** START Provided data **

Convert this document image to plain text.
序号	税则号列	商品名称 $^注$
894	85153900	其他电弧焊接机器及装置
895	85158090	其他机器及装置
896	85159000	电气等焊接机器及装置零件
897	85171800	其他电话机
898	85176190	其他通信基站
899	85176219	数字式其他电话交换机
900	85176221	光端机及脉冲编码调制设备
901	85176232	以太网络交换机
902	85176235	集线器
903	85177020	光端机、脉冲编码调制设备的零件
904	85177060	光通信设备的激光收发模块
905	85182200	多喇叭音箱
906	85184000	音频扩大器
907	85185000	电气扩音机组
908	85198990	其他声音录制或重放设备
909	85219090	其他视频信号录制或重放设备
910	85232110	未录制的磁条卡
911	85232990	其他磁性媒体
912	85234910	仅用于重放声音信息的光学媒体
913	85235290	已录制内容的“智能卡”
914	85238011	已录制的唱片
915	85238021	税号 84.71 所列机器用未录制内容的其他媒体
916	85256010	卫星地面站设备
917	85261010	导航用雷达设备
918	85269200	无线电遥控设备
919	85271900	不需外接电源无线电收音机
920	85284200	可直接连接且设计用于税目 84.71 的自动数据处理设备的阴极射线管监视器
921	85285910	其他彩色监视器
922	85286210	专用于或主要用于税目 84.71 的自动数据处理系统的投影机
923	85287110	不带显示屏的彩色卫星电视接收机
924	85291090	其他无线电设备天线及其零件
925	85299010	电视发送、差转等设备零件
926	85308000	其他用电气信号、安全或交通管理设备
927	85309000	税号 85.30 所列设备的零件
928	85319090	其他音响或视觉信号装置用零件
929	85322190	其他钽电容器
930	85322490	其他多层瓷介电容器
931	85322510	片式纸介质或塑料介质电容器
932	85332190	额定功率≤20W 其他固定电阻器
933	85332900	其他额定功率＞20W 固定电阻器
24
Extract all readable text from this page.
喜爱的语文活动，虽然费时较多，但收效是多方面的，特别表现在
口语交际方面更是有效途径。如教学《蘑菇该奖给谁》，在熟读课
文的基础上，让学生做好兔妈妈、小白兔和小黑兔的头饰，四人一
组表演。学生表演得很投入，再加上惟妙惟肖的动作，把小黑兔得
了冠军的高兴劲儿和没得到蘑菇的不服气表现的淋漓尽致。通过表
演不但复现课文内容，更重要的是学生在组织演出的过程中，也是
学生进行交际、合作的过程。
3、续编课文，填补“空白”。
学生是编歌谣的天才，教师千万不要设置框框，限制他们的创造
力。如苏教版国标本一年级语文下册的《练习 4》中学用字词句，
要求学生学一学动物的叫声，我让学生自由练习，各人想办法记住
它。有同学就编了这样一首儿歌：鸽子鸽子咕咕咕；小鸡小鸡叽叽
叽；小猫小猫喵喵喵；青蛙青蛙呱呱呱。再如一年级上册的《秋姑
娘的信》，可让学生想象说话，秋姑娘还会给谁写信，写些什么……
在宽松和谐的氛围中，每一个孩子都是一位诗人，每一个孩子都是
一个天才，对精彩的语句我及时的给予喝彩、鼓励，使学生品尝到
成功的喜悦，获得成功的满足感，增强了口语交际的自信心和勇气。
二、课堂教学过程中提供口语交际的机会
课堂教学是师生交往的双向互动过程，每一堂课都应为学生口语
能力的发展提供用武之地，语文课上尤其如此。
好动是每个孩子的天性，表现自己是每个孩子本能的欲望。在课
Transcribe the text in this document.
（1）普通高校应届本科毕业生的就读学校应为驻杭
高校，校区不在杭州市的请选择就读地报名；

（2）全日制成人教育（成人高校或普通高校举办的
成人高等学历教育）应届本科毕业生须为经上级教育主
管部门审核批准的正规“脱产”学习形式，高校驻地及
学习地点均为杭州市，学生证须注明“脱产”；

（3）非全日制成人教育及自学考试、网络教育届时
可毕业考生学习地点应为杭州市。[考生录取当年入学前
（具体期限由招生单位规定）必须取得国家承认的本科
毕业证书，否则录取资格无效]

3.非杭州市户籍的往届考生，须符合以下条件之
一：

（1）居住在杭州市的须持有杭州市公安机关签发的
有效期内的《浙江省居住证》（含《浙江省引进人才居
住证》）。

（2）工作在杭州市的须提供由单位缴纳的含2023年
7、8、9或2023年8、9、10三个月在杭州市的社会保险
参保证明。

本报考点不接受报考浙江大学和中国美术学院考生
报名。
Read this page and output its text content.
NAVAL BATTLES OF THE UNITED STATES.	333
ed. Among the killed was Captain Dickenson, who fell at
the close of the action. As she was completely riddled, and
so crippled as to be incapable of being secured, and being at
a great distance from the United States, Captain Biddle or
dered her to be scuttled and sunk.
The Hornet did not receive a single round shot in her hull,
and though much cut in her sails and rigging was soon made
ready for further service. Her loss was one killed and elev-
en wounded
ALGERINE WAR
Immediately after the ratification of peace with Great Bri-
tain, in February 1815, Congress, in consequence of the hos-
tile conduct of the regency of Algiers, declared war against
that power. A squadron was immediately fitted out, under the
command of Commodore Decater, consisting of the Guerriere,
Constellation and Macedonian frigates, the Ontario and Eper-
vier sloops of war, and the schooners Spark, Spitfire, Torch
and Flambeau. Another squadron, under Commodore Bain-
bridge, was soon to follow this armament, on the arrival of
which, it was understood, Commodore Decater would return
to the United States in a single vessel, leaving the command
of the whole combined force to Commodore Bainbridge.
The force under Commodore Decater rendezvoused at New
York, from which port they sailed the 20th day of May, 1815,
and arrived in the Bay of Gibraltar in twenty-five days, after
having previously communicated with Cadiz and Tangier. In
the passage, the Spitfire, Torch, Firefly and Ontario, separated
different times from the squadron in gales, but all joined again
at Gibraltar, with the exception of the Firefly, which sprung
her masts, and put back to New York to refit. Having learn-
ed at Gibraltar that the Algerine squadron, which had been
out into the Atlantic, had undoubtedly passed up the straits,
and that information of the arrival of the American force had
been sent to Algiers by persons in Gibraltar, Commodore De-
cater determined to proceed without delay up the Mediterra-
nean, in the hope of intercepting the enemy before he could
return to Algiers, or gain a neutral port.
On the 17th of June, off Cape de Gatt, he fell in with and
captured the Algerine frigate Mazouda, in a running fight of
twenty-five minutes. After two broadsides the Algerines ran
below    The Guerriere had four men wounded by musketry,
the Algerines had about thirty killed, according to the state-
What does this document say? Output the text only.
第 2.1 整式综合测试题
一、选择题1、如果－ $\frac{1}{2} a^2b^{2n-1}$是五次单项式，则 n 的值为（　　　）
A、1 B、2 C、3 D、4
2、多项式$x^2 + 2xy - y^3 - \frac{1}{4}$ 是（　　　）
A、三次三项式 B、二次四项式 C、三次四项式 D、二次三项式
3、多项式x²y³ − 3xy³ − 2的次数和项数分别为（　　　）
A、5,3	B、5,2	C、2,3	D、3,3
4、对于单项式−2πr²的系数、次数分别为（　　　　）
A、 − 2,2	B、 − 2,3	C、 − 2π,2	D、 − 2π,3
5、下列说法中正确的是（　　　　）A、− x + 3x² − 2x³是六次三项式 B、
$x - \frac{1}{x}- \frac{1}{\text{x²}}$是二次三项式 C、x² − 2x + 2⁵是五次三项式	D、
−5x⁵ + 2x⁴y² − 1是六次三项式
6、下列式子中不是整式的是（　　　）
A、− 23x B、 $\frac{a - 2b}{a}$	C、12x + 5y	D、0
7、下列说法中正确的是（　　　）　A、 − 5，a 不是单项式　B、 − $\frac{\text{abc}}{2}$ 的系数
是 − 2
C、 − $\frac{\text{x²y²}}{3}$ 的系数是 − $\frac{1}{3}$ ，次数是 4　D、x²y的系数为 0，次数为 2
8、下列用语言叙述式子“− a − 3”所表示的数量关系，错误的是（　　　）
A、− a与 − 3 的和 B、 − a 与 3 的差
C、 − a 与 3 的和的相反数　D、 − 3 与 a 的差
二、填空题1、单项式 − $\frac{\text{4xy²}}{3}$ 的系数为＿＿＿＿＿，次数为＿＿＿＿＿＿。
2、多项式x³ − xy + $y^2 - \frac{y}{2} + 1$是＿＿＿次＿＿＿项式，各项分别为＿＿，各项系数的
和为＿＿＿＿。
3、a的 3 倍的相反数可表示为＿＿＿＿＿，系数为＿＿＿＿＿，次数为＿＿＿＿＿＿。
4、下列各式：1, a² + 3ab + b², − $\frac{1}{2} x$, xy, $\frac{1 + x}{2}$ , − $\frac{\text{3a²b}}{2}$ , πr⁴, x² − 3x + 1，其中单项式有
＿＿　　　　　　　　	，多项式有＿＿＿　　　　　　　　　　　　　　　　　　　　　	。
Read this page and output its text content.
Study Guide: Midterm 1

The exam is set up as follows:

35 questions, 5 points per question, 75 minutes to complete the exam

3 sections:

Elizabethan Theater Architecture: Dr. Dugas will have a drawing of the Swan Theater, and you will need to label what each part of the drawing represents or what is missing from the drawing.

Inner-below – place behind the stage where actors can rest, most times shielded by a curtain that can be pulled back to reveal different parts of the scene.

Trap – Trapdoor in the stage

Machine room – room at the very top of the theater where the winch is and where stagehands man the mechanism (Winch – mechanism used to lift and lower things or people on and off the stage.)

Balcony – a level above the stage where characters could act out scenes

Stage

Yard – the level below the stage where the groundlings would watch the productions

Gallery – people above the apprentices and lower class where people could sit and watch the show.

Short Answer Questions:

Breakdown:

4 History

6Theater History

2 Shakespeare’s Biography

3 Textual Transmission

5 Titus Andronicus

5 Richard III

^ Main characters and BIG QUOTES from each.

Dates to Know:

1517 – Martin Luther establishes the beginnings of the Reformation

** END Provided data **

### Set problem
Copy each line above that contains the string "killed".

### Reply
ed. Among the killed was Captain Dickenson, who fell at
ready for further service. Her loss was one killed and elev-
the Algerines had about thirty killed, according to the state-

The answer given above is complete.